DATA RECORDS:
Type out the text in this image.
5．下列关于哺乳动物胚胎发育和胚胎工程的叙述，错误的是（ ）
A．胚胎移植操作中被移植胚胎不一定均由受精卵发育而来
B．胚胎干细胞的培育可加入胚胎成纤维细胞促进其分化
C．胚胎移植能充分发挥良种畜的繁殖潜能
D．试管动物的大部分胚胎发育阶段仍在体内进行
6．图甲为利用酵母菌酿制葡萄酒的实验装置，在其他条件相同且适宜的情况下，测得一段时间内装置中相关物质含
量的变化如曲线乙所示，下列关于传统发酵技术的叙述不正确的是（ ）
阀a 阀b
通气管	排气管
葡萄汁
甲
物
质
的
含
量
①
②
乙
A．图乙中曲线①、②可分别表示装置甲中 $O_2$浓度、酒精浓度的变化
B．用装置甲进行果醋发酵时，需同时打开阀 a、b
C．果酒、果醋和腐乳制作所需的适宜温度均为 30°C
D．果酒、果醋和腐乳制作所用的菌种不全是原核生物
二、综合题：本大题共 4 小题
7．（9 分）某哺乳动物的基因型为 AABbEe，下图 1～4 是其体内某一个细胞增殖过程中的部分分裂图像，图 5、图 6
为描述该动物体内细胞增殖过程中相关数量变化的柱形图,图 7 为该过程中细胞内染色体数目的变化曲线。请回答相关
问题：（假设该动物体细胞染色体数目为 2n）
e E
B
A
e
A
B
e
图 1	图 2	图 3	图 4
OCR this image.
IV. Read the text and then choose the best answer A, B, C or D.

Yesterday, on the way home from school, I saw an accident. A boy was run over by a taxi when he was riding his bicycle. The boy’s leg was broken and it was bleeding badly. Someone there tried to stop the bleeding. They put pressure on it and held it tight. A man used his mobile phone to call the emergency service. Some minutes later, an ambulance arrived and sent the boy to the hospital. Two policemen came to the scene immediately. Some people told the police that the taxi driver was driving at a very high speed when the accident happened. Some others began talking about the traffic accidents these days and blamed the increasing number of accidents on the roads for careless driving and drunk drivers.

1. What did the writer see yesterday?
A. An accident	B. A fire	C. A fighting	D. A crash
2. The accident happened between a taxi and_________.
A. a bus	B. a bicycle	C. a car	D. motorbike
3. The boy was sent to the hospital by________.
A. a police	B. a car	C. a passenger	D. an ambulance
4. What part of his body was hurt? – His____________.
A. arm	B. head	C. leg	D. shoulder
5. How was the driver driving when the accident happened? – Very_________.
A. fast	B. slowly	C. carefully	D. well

EXERCISE BRIEF: Reproduce all of the data exactly as given.

RESULT BELOW:
Type out the text in this image.
5．下列关于哺乳动物胚胎发育和胚胎工程的叙述，错误的是（ ）
A．胚胎移植操作中被移植胚胎不一定均由受精卵发育而来
B．胚胎干细胞的培育可加入胚胎成纤维细胞促进其分化
C．胚胎移植能充分发挥良种畜的繁殖潜能
D．试管动物的大部分胚胎发育阶段仍在体内进行
6．图甲为利用酵母菌酿制葡萄酒的实验装置，在其他条件相同且适宜的情况下，测得一段时间内装置中相关物质含
量的变化如曲线乙所示，下列关于传统发酵技术的叙述不正确的是（ ）
阀a 阀b
通气管	排气管
葡萄汁
甲
物
质
的
含
量
①
②
乙
A．图乙中曲线①、②可分别表示装置甲中 $O_2$浓度、酒精浓度的变化
B．用装置甲进行果醋发酵时，需同时打开阀 a、b
C．果酒、果醋和腐乳制作所需的适宜温度均为 30°C
D．果酒、果醋和腐乳制作所用的菌种不全是原核生物
二、综合题：本大题共 4 小题
7．（9 分）某哺乳动物的基因型为 AABbEe，下图 1～4 是其体内某一个细胞增殖过程中的部分分裂图像，图 5、图 6
为描述该动物体内细胞增殖过程中相关数量变化的柱形图,图 7 为该过程中细胞内染色体数目的变化曲线。请回答相关
问题：（假设该动物体细胞染色体数目为 2n）
e E
B
A
e
A
B
e
图 1	图 2	图 3	图 4
OCR this image.
IV. Read the text and then choose the best answer A, B, C or D.

Yesterday, on the way home from school, I saw an accident. A boy was run over by a taxi when he was riding his bicycle. The boy’s leg was broken and it was bleeding badly. Someone there tried to stop the bleeding. They put pressure on it and held it tight. A man used his mobile phone to call the emergency service. Some minutes later, an ambulance arrived and sent the boy to the hospital. Two policemen came to the scene immediately. Some people told the police that the taxi driver was driving at a very high speed when the accident happened. Some others began talking about the traffic accidents these days and blamed the increasing number of accidents on the roads for careless driving and drunk drivers.

1. What did the writer see yesterday?
A. An accident	B. A fire	C. A fighting	D. A crash
2. The accident happened between a taxi and_________.
A. a bus	B. a bicycle	C. a car	D. motorbike
3. The boy was sent to the hospital by________.
A. a police	B. a car	C. a passenger	D. an ambulance
4. What part of his body was hurt? – His____________.
A. arm	B. head	C. leg	D. shoulder
5. How was the driver driving when the accident happened? – Very_________.
A. fast	B. slowly	C. carefully	D. well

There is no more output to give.